REQUEST => For this exercise, copy out each line of the material below that includes "ylabel".
┄┄┄┄┄┄┄┄┄┄┄┄┄┄┄┄┄┄┄┄
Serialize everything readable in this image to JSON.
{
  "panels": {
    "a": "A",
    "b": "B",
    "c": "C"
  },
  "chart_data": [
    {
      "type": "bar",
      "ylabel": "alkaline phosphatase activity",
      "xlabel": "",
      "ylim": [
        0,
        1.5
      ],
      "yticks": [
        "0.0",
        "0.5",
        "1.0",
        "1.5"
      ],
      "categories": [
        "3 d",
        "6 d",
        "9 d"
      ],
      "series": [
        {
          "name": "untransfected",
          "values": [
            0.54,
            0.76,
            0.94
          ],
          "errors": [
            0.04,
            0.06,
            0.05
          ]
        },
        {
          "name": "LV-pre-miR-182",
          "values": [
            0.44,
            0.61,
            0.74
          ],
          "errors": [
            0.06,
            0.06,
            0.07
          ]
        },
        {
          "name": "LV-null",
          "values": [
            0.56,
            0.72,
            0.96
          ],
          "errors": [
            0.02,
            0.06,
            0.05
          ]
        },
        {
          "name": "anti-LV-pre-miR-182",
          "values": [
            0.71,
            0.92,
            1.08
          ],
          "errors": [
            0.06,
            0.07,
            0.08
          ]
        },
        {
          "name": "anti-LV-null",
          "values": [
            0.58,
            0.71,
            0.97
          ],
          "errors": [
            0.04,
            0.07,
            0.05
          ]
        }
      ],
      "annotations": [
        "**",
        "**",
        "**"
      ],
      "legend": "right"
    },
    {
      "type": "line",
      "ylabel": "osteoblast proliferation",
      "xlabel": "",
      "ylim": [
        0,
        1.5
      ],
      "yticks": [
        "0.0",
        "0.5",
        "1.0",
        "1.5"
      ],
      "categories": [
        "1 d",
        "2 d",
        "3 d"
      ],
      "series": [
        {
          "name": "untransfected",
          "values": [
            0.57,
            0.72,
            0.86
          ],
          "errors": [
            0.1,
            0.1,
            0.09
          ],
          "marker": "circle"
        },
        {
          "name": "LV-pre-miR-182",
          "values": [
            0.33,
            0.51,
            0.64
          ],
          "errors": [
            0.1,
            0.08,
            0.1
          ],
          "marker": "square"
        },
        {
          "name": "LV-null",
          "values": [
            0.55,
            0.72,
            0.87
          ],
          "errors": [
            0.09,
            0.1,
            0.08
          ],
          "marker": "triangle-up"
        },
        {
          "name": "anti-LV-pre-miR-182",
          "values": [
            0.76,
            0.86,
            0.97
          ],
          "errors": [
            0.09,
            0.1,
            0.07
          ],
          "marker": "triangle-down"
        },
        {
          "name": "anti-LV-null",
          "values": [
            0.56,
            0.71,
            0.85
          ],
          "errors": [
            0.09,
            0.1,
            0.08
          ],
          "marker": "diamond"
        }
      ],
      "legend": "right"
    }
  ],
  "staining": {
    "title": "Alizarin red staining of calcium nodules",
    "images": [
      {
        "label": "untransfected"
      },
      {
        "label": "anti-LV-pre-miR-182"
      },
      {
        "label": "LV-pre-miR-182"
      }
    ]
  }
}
┄┄┄┄┄┄┄┄┄┄┄┄┄┄┄┄┄┄┄┄
EXERCISE RESPONSE =>
      "ylabel": "alkaline phosphatase activity",
      "ylabel": "osteoblast proliferation",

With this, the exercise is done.